● **What is required**:
Where a line of the material contains the string "from", copy that line.

Chart and figure data
######
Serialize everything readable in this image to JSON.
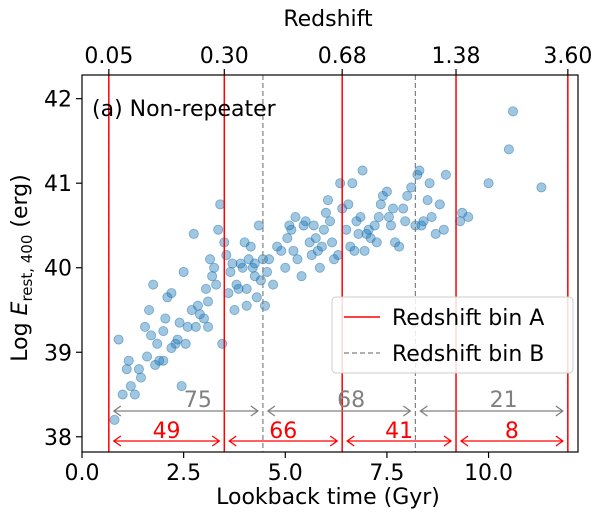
{
  "chart_data": {
    "type": "scatter",
    "title": "",
    "panel_label": "(a) Non-repeater",
    "xlabel": "Lookback time (Gyr)",
    "ylabel_prefix": "Log ",
    "ylabel_symbol": "E",
    "ylabel_subscript": "rest, 400",
    "ylabel_suffix": " (erg)",
    "top_xlabel": "Redshift",
    "xlim": [
      0,
      12.2
    ],
    "ylim": [
      37.82,
      42.28
    ],
    "xticks": [
      0.0,
      2.5,
      5.0,
      7.5,
      10.0
    ],
    "xtick_labels": [
      "0.0",
      "2.5",
      "5.0",
      "7.5",
      "10.0"
    ],
    "yticks": [
      38,
      39,
      40,
      41,
      42
    ],
    "ytick_labels": [
      "38",
      "39",
      "40",
      "41",
      "42"
    ],
    "top_ticks": [
      {
        "x": 0.66,
        "label": "0.05"
      },
      {
        "x": 3.5,
        "label": "0.30"
      },
      {
        "x": 6.4,
        "label": "0.68"
      },
      {
        "x": 9.2,
        "label": "1.38"
      },
      {
        "x": 11.95,
        "label": "3.60"
      }
    ],
    "legend": {
      "position": "lower-right",
      "entries": [
        {
          "label": "Redshift bin A",
          "style": "solid",
          "color": "#ff0000"
        },
        {
          "label": "Redshift bin B",
          "style": "dashed",
          "color": "#808080"
        }
      ]
    },
    "bin_A_edges": [
      0.66,
      3.5,
      6.4,
      9.2,
      11.95
    ],
    "bin_B_edges": [
      0.66,
      4.45,
      8.2,
      11.95
    ],
    "bin_A_counts": [
      {
        "from": 0.66,
        "to": 3.5,
        "label": "49"
      },
      {
        "from": 3.5,
        "to": 6.4,
        "label": "66"
      },
      {
        "from": 6.4,
        "to": 9.2,
        "label": "41"
      },
      {
        "from": 9.2,
        "to": 11.95,
        "label": "8"
      }
    ],
    "bin_B_counts": [
      {
        "from": 0.66,
        "to": 4.45,
        "label": "75"
      },
      {
        "from": 4.45,
        "to": 8.2,
        "label": "68"
      },
      {
        "from": 8.2,
        "to": 11.95,
        "label": "21"
      }
    ],
    "point_color": "#1f77b4",
    "bin_A_color": "#ff0000",
    "bin_B_color": "#808080",
    "points": [
      [
        0.8,
        38.2
      ],
      [
        0.9,
        39.15
      ],
      [
        1.0,
        38.5
      ],
      [
        1.1,
        38.8
      ],
      [
        1.15,
        38.9
      ],
      [
        1.2,
        38.6
      ],
      [
        1.3,
        38.5
      ],
      [
        1.4,
        38.8
      ],
      [
        1.55,
        39.3
      ],
      [
        1.6,
        38.95
      ],
      [
        1.65,
        39.5
      ],
      [
        1.7,
        39.2
      ],
      [
        1.75,
        39.8
      ],
      [
        1.8,
        38.85
      ],
      [
        1.85,
        39.1
      ],
      [
        1.9,
        38.9
      ],
      [
        2.0,
        39.25
      ],
      [
        2.05,
        39.4
      ],
      [
        2.1,
        39.65
      ],
      [
        2.2,
        39.7
      ],
      [
        2.2,
        39.05
      ],
      [
        2.3,
        39.1
      ],
      [
        2.4,
        39.35
      ],
      [
        2.45,
        38.6
      ],
      [
        2.5,
        39.95
      ],
      [
        2.55,
        39.1
      ],
      [
        2.6,
        39.3
      ],
      [
        2.7,
        39.5
      ],
      [
        2.75,
        40.4
      ],
      [
        2.8,
        39.3
      ],
      [
        2.9,
        39.45
      ],
      [
        3.0,
        39.4
      ],
      [
        3.05,
        39.75
      ],
      [
        3.1,
        39.6
      ],
      [
        3.15,
        40.1
      ],
      [
        3.2,
        39.9
      ],
      [
        3.25,
        40.0
      ],
      [
        3.3,
        39.8
      ],
      [
        3.35,
        40.45
      ],
      [
        3.4,
        40.75
      ],
      [
        3.45,
        39.1
      ],
      [
        3.5,
        40.3
      ],
      [
        3.6,
        39.7
      ],
      [
        3.7,
        40.05
      ],
      [
        3.75,
        39.5
      ],
      [
        3.8,
        39.8
      ],
      [
        3.85,
        39.75
      ],
      [
        3.9,
        40.05
      ],
      [
        3.95,
        40.0
      ],
      [
        4.0,
        40.3
      ],
      [
        4.05,
        39.55
      ],
      [
        4.1,
        40.1
      ],
      [
        4.15,
        40.25
      ],
      [
        4.2,
        40.0
      ],
      [
        4.25,
        39.9
      ],
      [
        4.3,
        39.65
      ],
      [
        4.35,
        40.5
      ],
      [
        4.4,
        39.85
      ],
      [
        4.5,
        39.55
      ],
      [
        4.6,
        40.1
      ],
      [
        4.7,
        39.8
      ],
      [
        4.8,
        40.25
      ],
      [
        4.9,
        40.2
      ],
      [
        5.0,
        40.0
      ],
      [
        5.05,
        40.35
      ],
      [
        5.1,
        40.5
      ],
      [
        5.15,
        40.45
      ],
      [
        5.2,
        40.2
      ],
      [
        5.3,
        40.1
      ],
      [
        5.4,
        39.9
      ],
      [
        5.5,
        40.55
      ],
      [
        5.6,
        40.3
      ],
      [
        5.7,
        40.5
      ],
      [
        5.8,
        40.2
      ],
      [
        5.85,
        40.0
      ],
      [
        5.9,
        40.25
      ],
      [
        6.0,
        40.65
      ],
      [
        6.05,
        40.8
      ],
      [
        6.1,
        40.55
      ],
      [
        6.2,
        40.1
      ],
      [
        6.3,
        40.15
      ],
      [
        6.35,
        41.0
      ],
      [
        6.4,
        40.7
      ],
      [
        6.5,
        40.45
      ],
      [
        6.6,
        40.25
      ],
      [
        6.65,
        41.0
      ],
      [
        6.7,
        40.2
      ],
      [
        6.8,
        40.4
      ],
      [
        6.85,
        40.6
      ],
      [
        6.9,
        41.15
      ],
      [
        7.0,
        40.4
      ],
      [
        7.1,
        40.35
      ],
      [
        7.2,
        40.5
      ],
      [
        7.3,
        40.6
      ],
      [
        7.35,
        40.75
      ],
      [
        7.4,
        40.85
      ],
      [
        7.5,
        40.9
      ],
      [
        7.55,
        40.6
      ],
      [
        7.6,
        40.5
      ],
      [
        7.7,
        40.3
      ],
      [
        7.8,
        40.25
      ],
      [
        7.9,
        40.7
      ],
      [
        8.0,
        40.85
      ],
      [
        8.1,
        40.95
      ],
      [
        8.2,
        40.5
      ],
      [
        8.25,
        41.1
      ],
      [
        8.3,
        41.15
      ],
      [
        8.4,
        40.55
      ],
      [
        8.5,
        40.8
      ],
      [
        8.55,
        41.0
      ],
      [
        8.6,
        40.6
      ],
      [
        8.7,
        40.4
      ],
      [
        8.8,
        40.75
      ],
      [
        8.9,
        40.45
      ],
      [
        8.95,
        41.1
      ],
      [
        9.3,
        40.55
      ],
      [
        9.35,
        40.65
      ],
      [
        9.5,
        40.6
      ],
      [
        10.0,
        41.0
      ],
      [
        10.5,
        41.4
      ],
      [
        10.6,
        41.85
      ],
      [
        11.3,
        40.95
      ],
      [
        1.45,
        38.7
      ],
      [
        2.0,
        38.9
      ],
      [
        4.55,
        39.95
      ],
      [
        5.65,
        40.15
      ],
      [
        6.75,
        40.55
      ],
      [
        7.65,
        40.7
      ],
      [
        8.35,
        40.5
      ],
      [
        2.85,
        39.55
      ],
      [
        3.1,
        39.3
      ],
      [
        4.45,
        40.1
      ],
      [
        5.25,
        40.6
      ],
      [
        5.95,
        40.45
      ],
      [
        6.55,
        40.75
      ],
      [
        7.25,
        40.3
      ],
      [
        3.55,
        40.15
      ],
      [
        4.25,
        40.05
      ],
      [
        6.15,
        40.3
      ],
      [
        5.45,
        40.5
      ],
      [
        7.05,
        40.45
      ],
      [
        7.95,
        40.55
      ],
      [
        2.35,
        39.15
      ],
      [
        4.05,
        39.75
      ],
      [
        6.95,
        40.2
      ],
      [
        3.65,
        39.95
      ],
      [
        5.75,
        40.35
      ]
    ]
  }
}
######
● **The result**:
        "from": 0.66,
        "from": 3.5,
        "from": 6.4,
        "from": 9.2,
        "from": 0.66,
        "from": 4.45,
        "from": 8.2,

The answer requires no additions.